[Task to carry out] Exactly as they appear, output all of the records. Skip any images.

[Supplied material]
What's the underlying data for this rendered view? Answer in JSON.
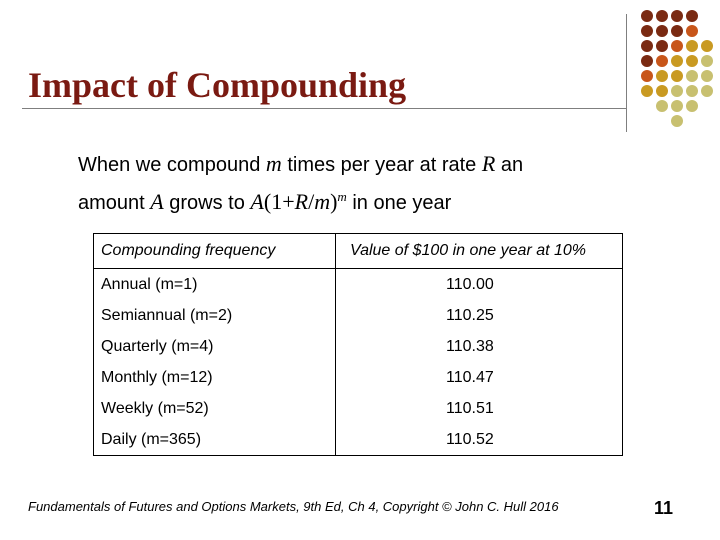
{
  "title": "Impact of Compounding",
  "body": {
    "line1_a": "When we compound ",
    "var_m": "m",
    "line1_b": " times per year at rate ",
    "var_R": "R",
    "line1_c": "  an",
    "line2_a": "amount ",
    "var_A": "A",
    "line2_b": " grows to ",
    "formula_A": "A",
    "formula_open": "(1+",
    "formula_R": "R",
    "formula_slash": "/",
    "formula_m": "m",
    "formula_close": ")",
    "formula_exp": "m",
    "line2_c": "  in one year"
  },
  "table": {
    "headers": [
      "Compounding frequency",
      "Value of $100 in one year at 10%"
    ],
    "rows": [
      [
        "Annual (m=1)",
        "110.00"
      ],
      [
        "Semiannual (m=2)",
        "110.25"
      ],
      [
        "Quarterly (m=4)",
        "110.38"
      ],
      [
        "Monthly (m=12)",
        "110.47"
      ],
      [
        "Weekly (m=52)",
        "110.51"
      ],
      [
        "Daily (m=365)",
        "110.52"
      ]
    ]
  },
  "footer": "Fundamentals of Futures and Options Markets, 9th Ed, Ch 4, Copyright © John C. Hull 2016",
  "page_number": "11",
  "colors": {
    "title": "#7a1a12",
    "dot_dark": "#7a2a12",
    "dot_orange": "#c8561a",
    "dot_gold": "#c99a22",
    "dot_khaki": "#c8c070"
  }
}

[Correct output]
What's the underlying data for this rendered view? Answer in JSON.
{
  "title": "Impact of Compounding",
  "body": {
    "line1_a": "When we compound ",
    "var_m": "m",
    "line1_b": " times per year at rate ",
    "var_R": "R",
    "line1_c": "  an",
    "line2_a": "amount ",
    "var_A": "A",
    "line2_b": " grows to ",
    "formula_A": "A",
    "formula_open": "(1+",
    "formula_R": "R",
    "formula_slash": "/",
    "formula_m": "m",
    "formula_close": ")",
    "formula_exp": "m",
    "line2_c": "  in one year"
  },
  "table": {
    "headers": [
      "Compounding frequency",
      "Value of $100 in one year at 10%"
    ],
    "rows": [
      [
        "Annual (m=1)",
        "110.00"
      ],
      [
        "Semiannual (m=2)",
        "110.25"
      ],
      [
        "Quarterly (m=4)",
        "110.38"
      ],
      [
        "Monthly (m=12)",
        "110.47"
      ],
      [
        "Weekly (m=52)",
        "110.51"
      ],
      [
        "Daily (m=365)",
        "110.52"
      ]
    ]
  },
  "footer": "Fundamentals of Futures and Options Markets, 9th Ed, Ch 4, Copyright © John C. Hull 2016",
  "page_number": "11",
  "colors": {
    "title": "#7a1a12",
    "dot_dark": "#7a2a12",
    "dot_orange": "#c8561a",
    "dot_gold": "#c99a22",
    "dot_khaki": "#c8c070"
  }
}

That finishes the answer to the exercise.